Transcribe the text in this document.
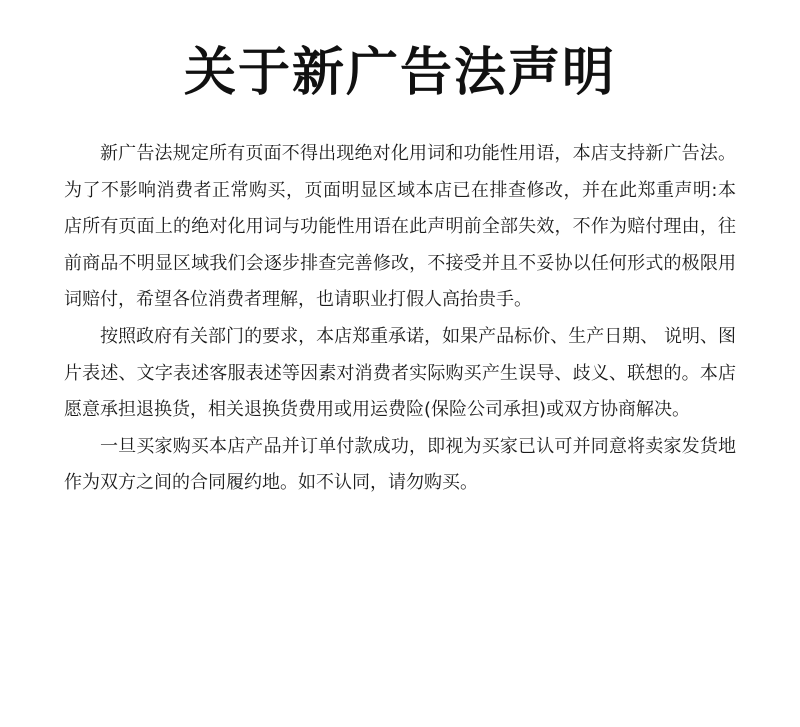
关于新广告法声明

新广告法规定所有页面不得出现绝对化用词和功能性用语，本店支持新广告法。为了不影响消费者正常购买，页面明显区域本店已在排查修改，并在此郑重声明:本店所有页面上的绝对化用词与功能性用语在此声明前全部失效，不作为赔付理由，往前商品不明显区域我们会逐步排查完善修改，不接受并且不妥协以任何形式的极限用词赔付，希望各位消费者理解，也请职业打假人高抬贵手。

按照政府有关部门的要求，本店郑重承诺，如果产品标价、生产日期、 说明、图片表述、文字表述客服表述等因素对消费者实际购买产生误导、歧义、联想的。本店愿意承担退换货，相关退换货费用或用运费险(保险公司承担)或双方协商解决。

一旦买家购买本店产品并订单付款成功，即视为买家已认可并同意将卖家发货地作为双方之间的合同履约地。如不认同，请勿购买。
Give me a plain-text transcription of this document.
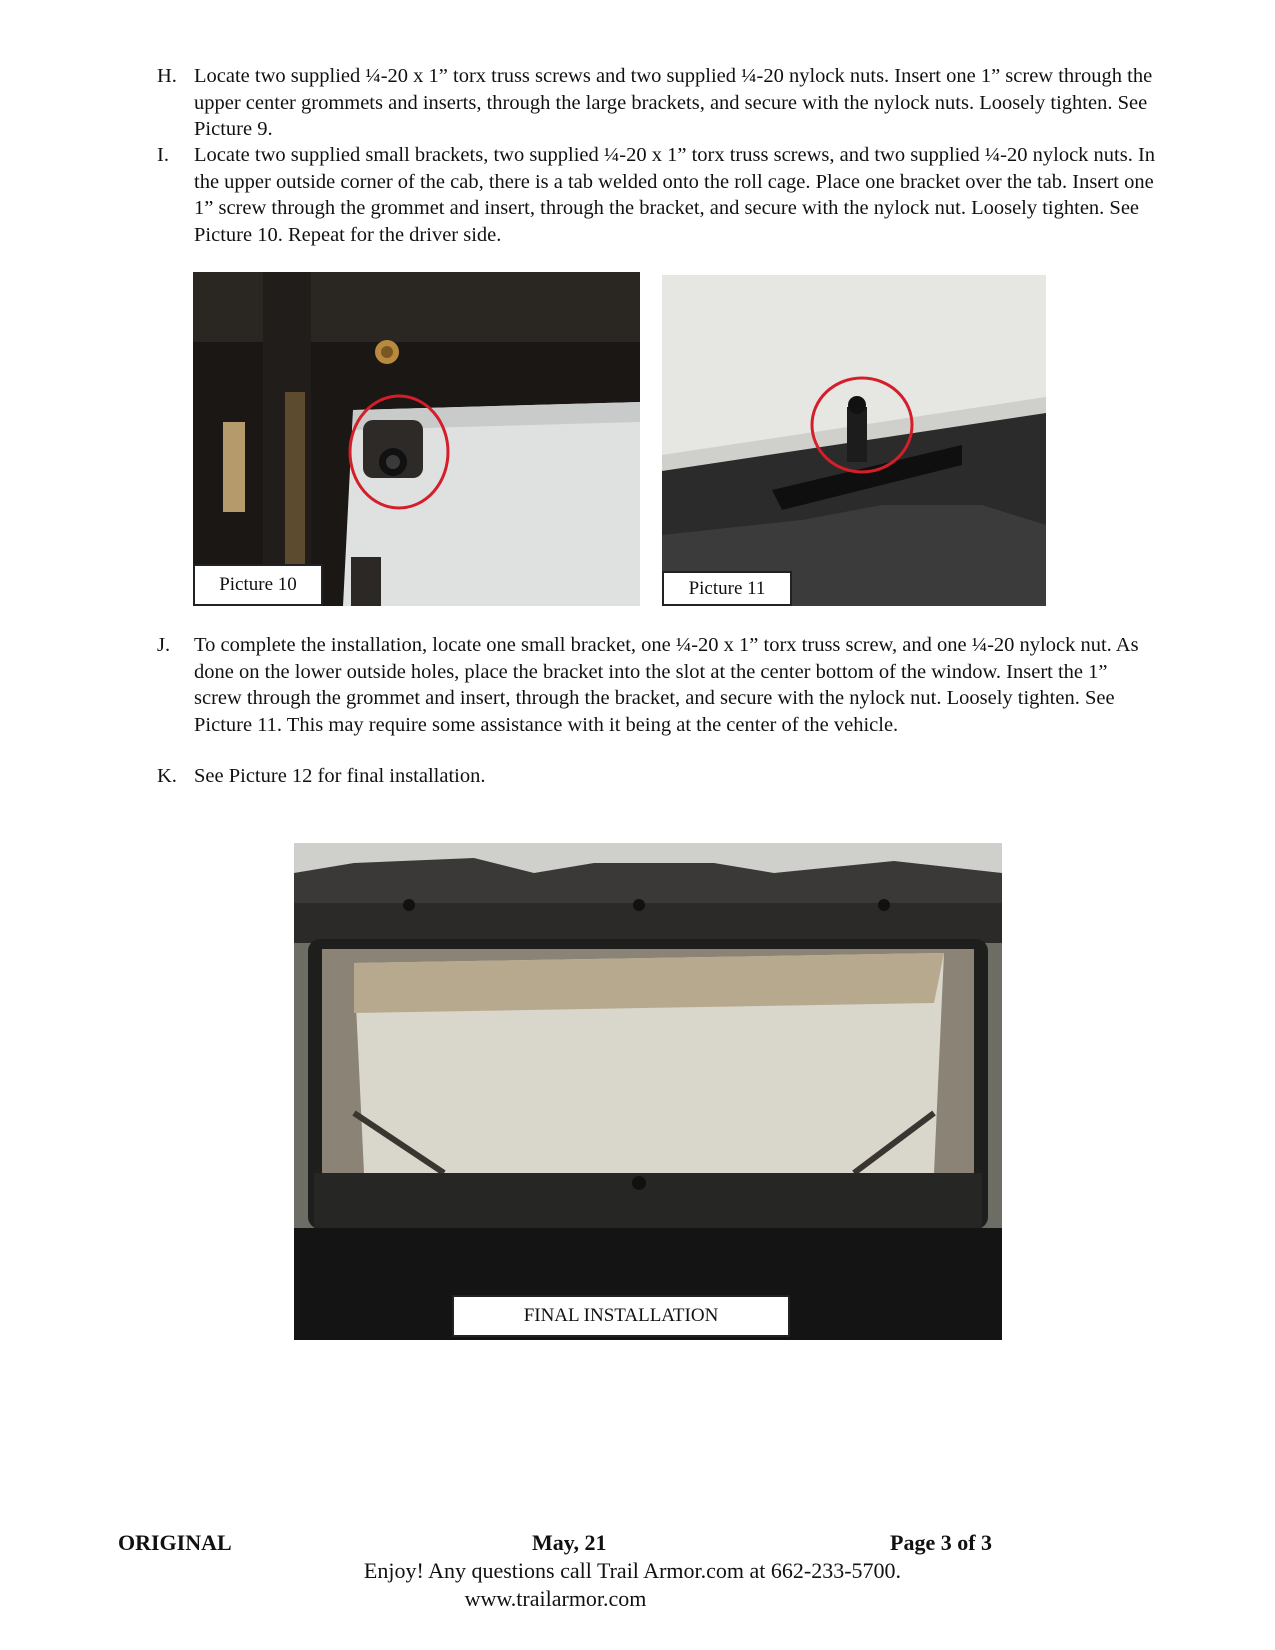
H. Locate two supplied ¼-20 x 1” torx truss screws and two supplied ¼-20 nylock nuts. Insert one 1” screw through the upper center grommets and inserts, through the large brackets, and secure with the nylock nuts. Loosely tighten. See Picture 9.
I. Locate two supplied small brackets, two supplied ¼-20 x 1” torx truss screws, and two supplied ¼-20 nylock nuts. In the upper outside corner of the cab, there is a tab welded onto the roll cage. Place one bracket over the tab. Insert one 1” screw through the grommet and insert, through the bracket, and secure with the nylock nut. Loosely tighten. See Picture 10. Repeat for the driver side.
Picture 10	Picture 11
J. To complete the installation, locate one small bracket, one ¼-20 x 1” torx truss screw, and one ¼-20 nylock nut. As done on the lower outside holes, place the bracket into the slot at the center bottom of the window. Insert the 1” screw through the grommet and insert, through the bracket, and secure with the nylock nut. Loosely tighten. See Picture 11. This may require some assistance with it being at the center of the vehicle.
K. See Picture 12 for final installation.
FINAL INSTALLATION
ORIGINAL	May, 21	Page 3 of 3
Enjoy! Any questions call Trail Armor.com at 662-233-5700.
www.trailarmor.com
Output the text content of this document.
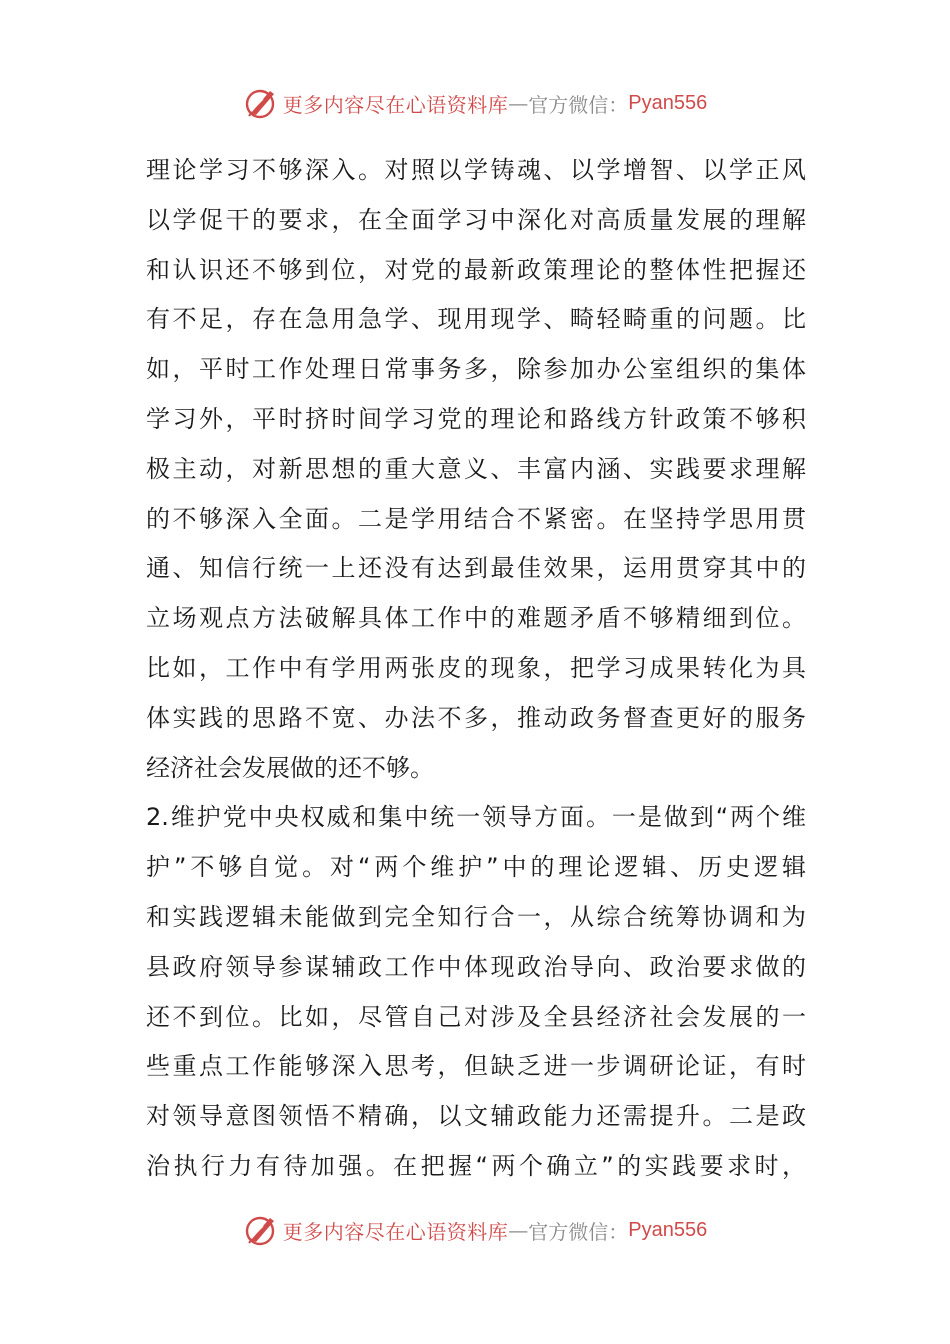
更多内容尽在心语资料库 — 官方微信： Pyan556
理论学习不够深入。对照以学铸魂、以学增智、以学正风
以学促干的要求，在全面学习中深化对高质量发展的理解
和认识还不够到位，对党的最新政策理论的整体性把握还
有不足，存在急用急学、现用现学、畸轻畸重的问题。比
如，平时工作处理日常事务多，除参加办公室组织的集体
学习外，平时挤时间学习党的理论和路线方针政策不够积
极主动，对新思想的重大意义、丰富内涵、实践要求理解
的不够深入全面。二是学用结合不紧密。在坚持学思用贯
通、知信行统一上还没有达到最佳效果，运用贯穿其中的
立场观点方法破解具体工作中的难题矛盾不够精细到位。
比如，工作中有学用两张皮的现象，把学习成果转化为具
体实践的思路不宽、办法不多，推动政务督查更好的服务
经济社会发展做的还不够。
2.维护党中央权威和集中统一领导方面。一是做到“两个维
护”不够自觉。对“两个维护”中的理论逻辑、历史逻辑
和实践逻辑未能做到完全知行合一，从综合统筹协调和为
县政府领导参谋辅政工作中体现政治导向、政治要求做的
还不到位。比如，尽管自己对涉及全县经济社会发展的一
些重点工作能够深入思考，但缺乏进一步调研论证，有时
对领导意图领悟不精确，以文辅政能力还需提升。二是政
治执行力有待加强。在把握“两个确立”的实践要求时，
更多内容尽在心语资料库 — 官方微信： Pyan556
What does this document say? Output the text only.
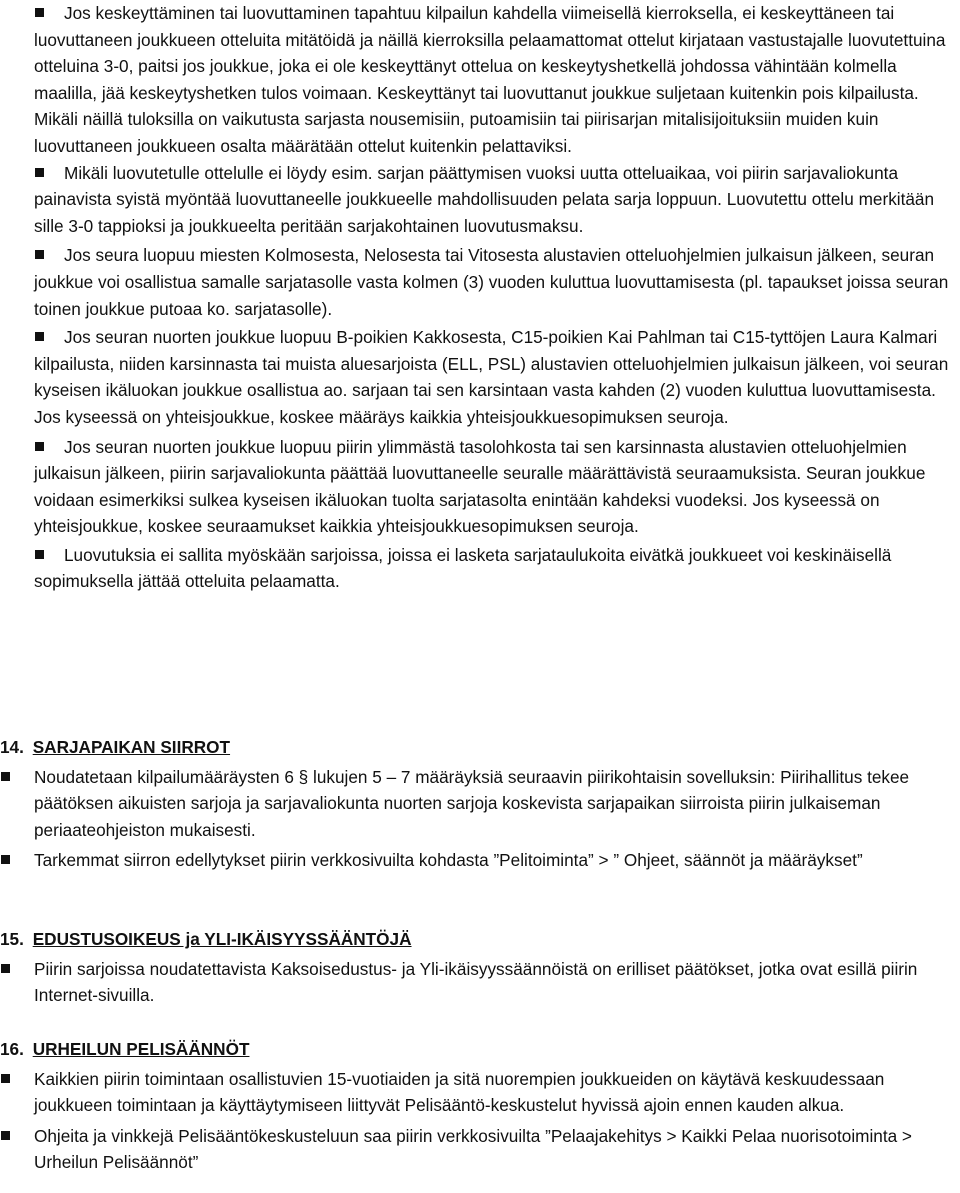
Jos keskeyttäminen tai luovuttaminen tapahtuu kilpailun kahdella viimeisellä kierroksella, ei keskeyttäneen tai luovuttaneen joukkueen otteluita mitätöidä ja näillä kierroksilla pelaamattomat ottelut kirjataan vastustajalle luovutettuina otteluina 3-0, paitsi jos joukkue, joka ei ole keskeyttänyt ottelua on keskeytyshetkellä johdossa vähintään kolmella maalilla, jää keskeytyshetken tulos voimaan. Keskeyttänyt tai luovuttanut joukkue suljetaan kuitenkin pois kilpailusta. Mikäli näillä tuloksilla on vaikutusta sarjasta nousemisiin, putoamisiin tai piirisarjan mitalisijoituksiin muiden kuin luovuttaneen joukkueen osalta määrätään ottelut kuitenkin pelattaviksi.

Mikäli luovutetulle ottelulle ei löydy esim. sarjan päättymisen vuoksi uutta otteluaikaa, voi piirin sarjavaliokunta painavista syistä myöntää luovuttaneelle joukkueelle mahdollisuuden pelata sarja loppuun. Luovutettu ottelu merkitään sille 3-0 tappioksi ja joukkueelta peritään sarjakohtainen luovutusmaksu.

Jos seura luopuu miesten Kolmosesta, Nelosesta tai Vitosesta alustavien otteluohjelmien julkaisun jälkeen, seuran joukkue voi osallistua samalle sarjatasolle vasta kolmen (3) vuoden kuluttua luovuttamisesta (pl. tapaukset joissa seuran toinen joukkue putoaa ko. sarjatasolle).

Jos seuran nuorten joukkue luopuu B-poikien Kakkosesta, C15-poikien Kai Pahlman tai C15-tyttöjen Laura Kalmari kilpailusta, niiden karsinnasta tai muista aluesarjoista (ELL, PSL) alustavien otteluohjelmien julkaisun jälkeen, voi seuran kyseisen ikäluokan joukkue osallistua ao. sarjaan tai sen karsintaan vasta kahden (2) vuoden kuluttua luovuttamisesta. Jos kyseessä on yhteisjoukkue, koskee määräys kaikkia yhteisjoukkuesopimuksen seuroja.

Jos seuran nuorten joukkue luopuu piirin ylimmästä tasolohkosta tai sen karsinnasta alustavien otteluohjelmien julkaisun jälkeen, piirin sarjavaliokunta päättää luovuttaneelle seuralle määrättävistä seuraamuksista. Seuran joukkue voidaan esimerkiksi sulkea kyseisen ikäluokan tuolta sarjatasolta enintään kahdeksi vuodeksi. Jos kyseessä on yhteisjoukkue, koskee seuraamukset kaikkia yhteisjoukkuesopimuksen seuroja.

Luovutuksia ei sallita myöskään sarjoissa, joissa ei lasketa sarjataulukoita eivätkä joukkueet voi keskinäisellä sopimuksella jättää otteluita pelaamatta.

14. SARJAPAIKAN SIIRROT

Noudatetaan kilpailumääräysten 6 § lukujen 5 – 7 määräyksiä seuraavin piirikohtaisin sovelluksin: Piirihallitus tekee päätöksen aikuisten sarjoja ja sarjavaliokunta nuorten sarjoja koskevista sarjapaikan siirroista piirin julkaiseman periaateohjeiston mukaisesti.

Tarkemmat siirron edellytykset piirin verkkosivuilta kohdasta ”Pelitoiminta” > ” Ohjeet, säännöt ja määräykset”

15. EDUSTUSOIKEUS ja YLI-IKÄISYYSSÄÄNTÖJÄ

Piirin sarjoissa noudatettavista Kaksoisedustus- ja Yli-ikäisyyssäännöistä on erilliset päätökset, jotka ovat esillä piirin Internet-sivuilla.

16. URHEILUN PELISÄÄNNÖT

Kaikkien piirin toimintaan osallistuvien 15-vuotiaiden ja sitä nuorempien joukkueiden on käytävä keskuudessaan joukkueen toimintaan ja käyttäytymiseen liittyvät Pelisääntö-keskustelut hyvissä ajoin ennen kauden alkua.

Ohjeita ja vinkkejä Pelisääntökeskusteluun saa piirin verkkosivuilta ”Pelaajakehitys > Kaikki Pelaa nuorisotoiminta > Urheilun Pelisäännöt”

Task requirements ▸
Each entry must be retyped word for word, with every image omitted.

Complete answer ▸
Transcribe the text in this document.
关于新广告法声明

新广告法规定所有页面不得出现绝对化用词和功能性用语，本店支持新广告法。为了不影响消费者正常购买，页面明显区域本店已在排查修改，并在此郑重声明:本店所有页面上的绝对化用词与功能性用语在此声明前全部失效，不作为赔付理由，往前商品不明显区域我们会逐步排查完善修改，不接受并且不妥协以任何形式的极限用词赔付，希望各位消费者理解，也请职业打假人高抬贵手。

按照政府有关部门的要求，本店郑重承诺，如果产品标价、生产日期、 说明、图片表述、文字表述客服表述等因素对消费者实际购买产生误导、歧义、联想的。本店愿意承担退换货，相关退换货费用或用运费险(保险公司承担)或双方协商解决。

一旦买家购买本店产品并订单付款成功，即视为买家已认可并同意将卖家发货地作为双方之间的合同履约地。如不认同，请勿购买。
Give me a plain-text transcription of this document.
H. Locate two supplied ¼-20 x 1” torx truss screws and two supplied ¼-20 nylock nuts. Insert one 1” screw through the upper center grommets and inserts, through the large brackets, and secure with the nylock nuts. Loosely tighten. See Picture 9.
I. Locate two supplied small brackets, two supplied ¼-20 x 1” torx truss screws, and two supplied ¼-20 nylock nuts. In the upper outside corner of the cab, there is a tab welded onto the roll cage. Place one bracket over the tab. Insert one 1” screw through the grommet and insert, through the bracket, and secure with the nylock nut. Loosely tighten. See Picture 10. Repeat for the driver side.
Picture 10	Picture 11
J. To complete the installation, locate one small bracket, one ¼-20 x 1” torx truss screw, and one ¼-20 nylock nut. As done on the lower outside holes, place the bracket into the slot at the center bottom of the window. Insert the 1” screw through the grommet and insert, through the bracket, and secure with the nylock nut. Loosely tighten. See Picture 11. This may require some assistance with it being at the center of the vehicle.
K. See Picture 12 for final installation.
FINAL INSTALLATION
ORIGINAL	May, 21	Page 3 of 3
Enjoy! Any questions call Trail Armor.com at 662-233-5700.
www.trailarmor.com
Output the text content of this document.
更多内容尽在心语资料库 — 官方微信： Pyan556
理论学习不够深入。对照以学铸魂、以学增智、以学正风
以学促干的要求，在全面学习中深化对高质量发展的理解
和认识还不够到位，对党的最新政策理论的整体性把握还
有不足，存在急用急学、现用现学、畸轻畸重的问题。比
如，平时工作处理日常事务多，除参加办公室组织的集体
学习外，平时挤时间学习党的理论和路线方针政策不够积
极主动，对新思想的重大意义、丰富内涵、实践要求理解
的不够深入全面。二是学用结合不紧密。在坚持学思用贯
通、知信行统一上还没有达到最佳效果，运用贯穿其中的
立场观点方法破解具体工作中的难题矛盾不够精细到位。
比如，工作中有学用两张皮的现象，把学习成果转化为具
体实践的思路不宽、办法不多，推动政务督查更好的服务
经济社会发展做的还不够。
2.维护党中央权威和集中统一领导方面。一是做到“两个维
护”不够自觉。对“两个维护”中的理论逻辑、历史逻辑
和实践逻辑未能做到完全知行合一，从综合统筹协调和为
县政府领导参谋辅政工作中体现政治导向、政治要求做的
还不到位。比如，尽管自己对涉及全县经济社会发展的一
些重点工作能够深入思考，但缺乏进一步调研论证，有时
对领导意图领悟不精确，以文辅政能力还需提升。二是政
治执行力有待加强。在把握“两个确立”的实践要求时，
更多内容尽在心语资料库 — 官方微信： Pyan556
What does this document say? Output the text only.
Jos keskeyttäminen tai luovuttaminen tapahtuu kilpailun kahdella viimeisellä kierroksella, ei keskeyttäneen tai luovuttaneen joukkueen otteluita mitätöidä ja näillä kierroksilla pelaamattomat ottelut kirjataan vastustajalle luovutettuina otteluina 3-0, paitsi jos joukkue, joka ei ole keskeyttänyt ottelua on keskeytyshetkellä johdossa vähintään kolmella maalilla, jää keskeytyshetken tulos voimaan. Keskeyttänyt tai luovuttanut joukkue suljetaan kuitenkin pois kilpailusta. Mikäli näillä tuloksilla on vaikutusta sarjasta nousemisiin, putoamisiin tai piirisarjan mitalisijoituksiin muiden kuin luovuttaneen joukkueen osalta määrätään ottelut kuitenkin pelattaviksi.

Mikäli luovutetulle ottelulle ei löydy esim. sarjan päättymisen vuoksi uutta otteluaikaa, voi piirin sarjavaliokunta painavista syistä myöntää luovuttaneelle joukkueelle mahdollisuuden pelata sarja loppuun. Luovutettu ottelu merkitään sille 3-0 tappioksi ja joukkueelta peritään sarjakohtainen luovutusmaksu.

Jos seura luopuu miesten Kolmosesta, Nelosesta tai Vitosesta alustavien otteluohjelmien julkaisun jälkeen, seuran joukkue voi osallistua samalle sarjatasolle vasta kolmen (3) vuoden kuluttua luovuttamisesta (pl. tapaukset joissa seuran toinen joukkue putoaa ko. sarjatasolle).

Jos seuran nuorten joukkue luopuu B-poikien Kakkosesta, C15-poikien Kai Pahlman tai C15-tyttöjen Laura Kalmari kilpailusta, niiden karsinnasta tai muista aluesarjoista (ELL, PSL) alustavien otteluohjelmien julkaisun jälkeen, voi seuran kyseisen ikäluokan joukkue osallistua ao. sarjaan tai sen karsintaan vasta kahden (2) vuoden kuluttua luovuttamisesta. Jos kyseessä on yhteisjoukkue, koskee määräys kaikkia yhteisjoukkuesopimuksen seuroja.

Jos seuran nuorten joukkue luopuu piirin ylimmästä tasolohkosta tai sen karsinnasta alustavien otteluohjelmien julkaisun jälkeen, piirin sarjavaliokunta päättää luovuttaneelle seuralle määrättävistä seuraamuksista. Seuran joukkue voidaan esimerkiksi sulkea kyseisen ikäluokan tuolta sarjatasolta enintään kahdeksi vuodeksi. Jos kyseessä on yhteisjoukkue, koskee seuraamukset kaikkia yhteisjoukkuesopimuksen seuroja.

Luovutuksia ei sallita myöskään sarjoissa, joissa ei lasketa sarjataulukoita eivätkä joukkueet voi keskinäisellä sopimuksella jättää otteluita pelaamatta.

14. SARJAPAIKAN SIIRROT

Noudatetaan kilpailumääräysten 6 § lukujen 5 – 7 määräyksiä seuraavin piirikohtaisin sovelluksin: Piirihallitus tekee päätöksen aikuisten sarjoja ja sarjavaliokunta nuorten sarjoja koskevista sarjapaikan siirroista piirin julkaiseman periaateohjeiston mukaisesti.

Tarkemmat siirron edellytykset piirin verkkosivuilta kohdasta ”Pelitoiminta” > ” Ohjeet, säännöt ja määräykset”

15. EDUSTUSOIKEUS ja YLI-IKÄISYYSSÄÄNTÖJÄ

Piirin sarjoissa noudatettavista Kaksoisedustus- ja Yli-ikäisyyssäännöistä on erilliset päätökset, jotka ovat esillä piirin Internet-sivuilla.

16. URHEILUN PELISÄÄNNÖT

Kaikkien piirin toimintaan osallistuvien 15-vuotiaiden ja sitä nuorempien joukkueiden on käytävä keskuudessaan joukkueen toimintaan ja käyttäytymiseen liittyvät Pelisääntö-keskustelut hyvissä ajoin ennen kauden alkua.

Ohjeita ja vinkkejä Pelisääntökeskusteluun saa piirin verkkosivuilta ”Pelaajakehitys > Kaikki Pelaa nuorisotoiminta > Urheilun Pelisäännöt”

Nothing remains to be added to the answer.